<<<<

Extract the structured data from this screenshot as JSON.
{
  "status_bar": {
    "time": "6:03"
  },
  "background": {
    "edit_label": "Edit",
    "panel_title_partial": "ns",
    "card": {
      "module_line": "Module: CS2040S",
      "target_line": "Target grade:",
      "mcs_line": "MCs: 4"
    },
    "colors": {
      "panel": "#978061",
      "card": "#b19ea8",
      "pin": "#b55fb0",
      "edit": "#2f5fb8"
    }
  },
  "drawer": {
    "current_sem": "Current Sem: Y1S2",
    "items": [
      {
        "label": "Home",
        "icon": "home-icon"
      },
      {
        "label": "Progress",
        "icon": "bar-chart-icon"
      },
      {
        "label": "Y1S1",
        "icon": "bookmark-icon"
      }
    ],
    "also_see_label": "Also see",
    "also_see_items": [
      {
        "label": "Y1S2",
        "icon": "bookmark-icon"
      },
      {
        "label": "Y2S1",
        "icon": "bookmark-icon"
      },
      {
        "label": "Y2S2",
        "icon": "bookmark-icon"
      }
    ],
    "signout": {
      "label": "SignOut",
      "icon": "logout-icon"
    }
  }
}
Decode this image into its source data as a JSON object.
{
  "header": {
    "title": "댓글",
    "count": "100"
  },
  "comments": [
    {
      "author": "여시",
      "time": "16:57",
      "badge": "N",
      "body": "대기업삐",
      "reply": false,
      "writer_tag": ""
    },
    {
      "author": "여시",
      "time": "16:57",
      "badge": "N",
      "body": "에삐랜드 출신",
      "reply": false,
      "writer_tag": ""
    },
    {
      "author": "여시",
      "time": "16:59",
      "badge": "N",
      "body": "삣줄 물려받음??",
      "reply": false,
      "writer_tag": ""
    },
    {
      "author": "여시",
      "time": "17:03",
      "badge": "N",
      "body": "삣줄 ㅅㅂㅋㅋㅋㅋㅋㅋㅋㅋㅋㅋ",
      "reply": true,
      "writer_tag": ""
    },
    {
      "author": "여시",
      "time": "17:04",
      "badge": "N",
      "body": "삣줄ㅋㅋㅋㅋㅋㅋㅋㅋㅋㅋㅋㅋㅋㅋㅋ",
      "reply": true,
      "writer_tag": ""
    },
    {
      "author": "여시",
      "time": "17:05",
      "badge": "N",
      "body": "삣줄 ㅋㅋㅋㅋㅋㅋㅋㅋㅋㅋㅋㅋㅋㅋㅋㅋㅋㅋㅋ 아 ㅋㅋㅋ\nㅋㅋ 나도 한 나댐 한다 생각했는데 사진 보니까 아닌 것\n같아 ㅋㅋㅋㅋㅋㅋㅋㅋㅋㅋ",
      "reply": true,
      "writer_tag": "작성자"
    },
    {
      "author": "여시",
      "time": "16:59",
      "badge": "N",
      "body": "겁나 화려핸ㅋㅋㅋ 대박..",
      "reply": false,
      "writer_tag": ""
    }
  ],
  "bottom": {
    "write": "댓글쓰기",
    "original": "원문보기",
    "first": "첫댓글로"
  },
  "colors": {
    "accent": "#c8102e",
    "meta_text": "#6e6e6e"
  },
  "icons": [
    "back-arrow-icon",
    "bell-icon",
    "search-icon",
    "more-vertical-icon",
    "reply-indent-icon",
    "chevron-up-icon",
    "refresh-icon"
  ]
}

>>>>

Quote each line of the listing above exactly.

> COMPLETE OUTPUT:
Extract the structured data from this screenshot as JSON.
{
  "status_bar": {
    "time": "6:03"
  },
  "background": {
    "edit_label": "Edit",
    "panel_title_partial": "ns",
    "card": {
      "module_line": "Module: CS2040S",
      "target_line": "Target grade:",
      "mcs_line": "MCs: 4"
    },
    "colors": {
      "panel": "#978061",
      "card": "#b19ea8",
      "pin": "#b55fb0",
      "edit": "#2f5fb8"
    }
  },
  "drawer": {
    "current_sem": "Current Sem: Y1S2",
    "items": [
      {
        "label": "Home",
        "icon": "home-icon"
      },
      {
        "label": "Progress",
        "icon": "bar-chart-icon"
      },
      {
        "label": "Y1S1",
        "icon": "bookmark-icon"
      }
    ],
    "also_see_label": "Also see",
    "also_see_items": [
      {
        "label": "Y1S2",
        "icon": "bookmark-icon"
      },
      {
        "label": "Y2S1",
        "icon": "bookmark-icon"
      },
      {
        "label": "Y2S2",
        "icon": "bookmark-icon"
      }
    ],
    "signout": {
      "label": "SignOut",
      "icon": "logout-icon"
    }
  }
}
Decode this image into its source data as a JSON object.
{
  "header": {
    "title": "댓글",
    "count": "100"
  },
  "comments": [
    {
      "author": "여시",
      "time": "16:57",
      "badge": "N",
      "body": "대기업삐",
      "reply": false,
      "writer_tag": ""
    },
    {
      "author": "여시",
      "time": "16:57",
      "badge": "N",
      "body": "에삐랜드 출신",
      "reply": false,
      "writer_tag": ""
    },
    {
      "author": "여시",
      "time": "16:59",
      "badge": "N",
      "body": "삣줄 물려받음??",
      "reply": false,
      "writer_tag": ""
    },
    {
      "author": "여시",
      "time": "17:03",
      "badge": "N",
      "body": "삣줄 ㅅㅂㅋㅋㅋㅋㅋㅋㅋㅋㅋㅋ",
      "reply": true,
      "writer_tag": ""
    },
    {
      "author": "여시",
      "time": "17:04",
      "badge": "N",
      "body": "삣줄ㅋㅋㅋㅋㅋㅋㅋㅋㅋㅋㅋㅋㅋㅋㅋ",
      "reply": true,
      "writer_tag": ""
    },
    {
      "author": "여시",
      "time": "17:05",
      "badge": "N",
      "body": "삣줄 ㅋㅋㅋㅋㅋㅋㅋㅋㅋㅋㅋㅋㅋㅋㅋㅋㅋㅋㅋ 아 ㅋㅋㅋ\nㅋㅋ 나도 한 나댐 한다 생각했는데 사진 보니까 아닌 것\n같아 ㅋㅋㅋㅋㅋㅋㅋㅋㅋㅋ",
      "reply": true,
      "writer_tag": "작성자"
    },
    {
      "author": "여시",
      "time": "16:59",
      "badge": "N",
      "body": "겁나 화려핸ㅋㅋㅋ 대박..",
      "reply": false,
      "writer_tag": ""
    }
  ],
  "bottom": {
    "write": "댓글쓰기",
    "original": "원문보기",
    "first": "첫댓글로"
  },
  "colors": {
    "accent": "#c8102e",
    "meta_text": "#6e6e6e"
  },
  "icons": [
    "back-arrow-icon",
    "bell-icon",
    "search-icon",
    "more-vertical-icon",
    "reply-indent-icon",
    "chevron-up-icon",
    "refresh-icon"
  ]
}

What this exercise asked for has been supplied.